Dataset entries:

§

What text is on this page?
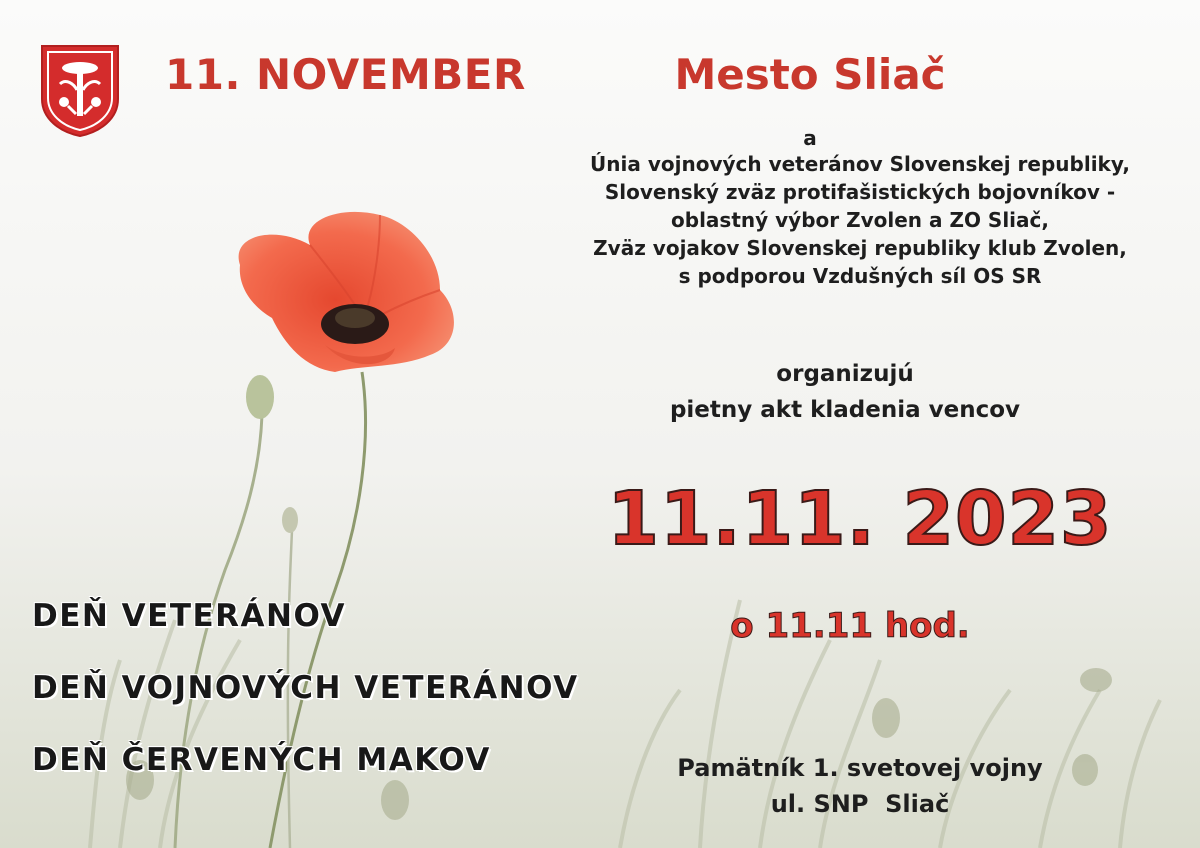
11. NOVEMBER	Mesto Sliač
a
Únia vojnových veteránov Slovenskej republiky,
Slovenský zväz protifašistických bojovníkov -
oblastný výbor Zvolen a ZO Sliač,
Zväz vojakov Slovenskej republiky klub Zvolen,
s podporou Vzdušných síl OS SR
organizujú
pietny akt kladenia vencov
11.11. 2023
o 11.11 hod.
DEŇ VETERÁNOV
DEŇ VOJNOVÝCH VETERÁNOV
DEŇ ČERVENÝCH MAKOV	Pamätník 1. svetovej vojny
ul. SNP  Sliač
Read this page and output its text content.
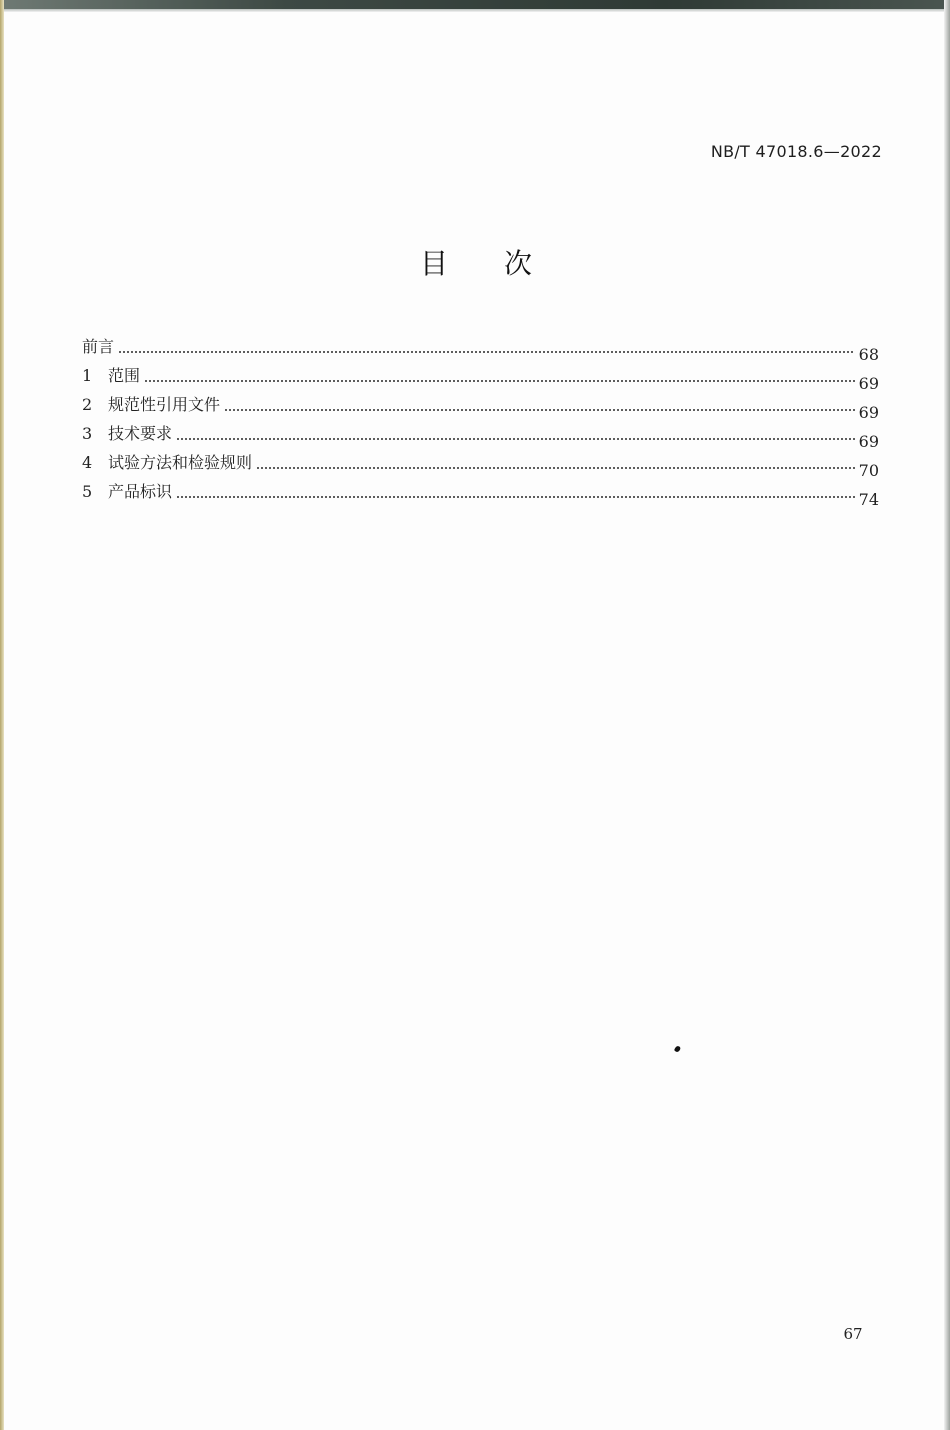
NB/T 47018.6—2022
目 次
前言	68
1 范围	69
2 规范性引用文件	69
3 技术要求	69
4 试验方法和检验规则	70
5 产品标识	74
67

§

**WHAT YOU HAVE TO DO:** Transcribe all of the material exactly, leaving out whatever pictures it contains.

**RESULT FOR THIS EXERCISE:**
What text is on this page?
11. NOVEMBER	Mesto Sliač
a
Únia vojnových veteránov Slovenskej republiky,
Slovenský zväz protifašistických bojovníkov -
oblastný výbor Zvolen a ZO Sliač,
Zväz vojakov Slovenskej republiky klub Zvolen,
s podporou Vzdušných síl OS SR
organizujú
pietny akt kladenia vencov
11.11. 2023
o 11.11 hod.
DEŇ VETERÁNOV
DEŇ VOJNOVÝCH VETERÁNOV
DEŇ ČERVENÝCH MAKOV	Pamätník 1. svetovej vojny
ul. SNP  Sliač
Read this page and output its text content.
NB/T 47018.6—2022
目 次
前言	68
1 范围	69
2 规范性引用文件	69
3 技术要求	69
4 试验方法和检验规则	70
5 产品标识	74
67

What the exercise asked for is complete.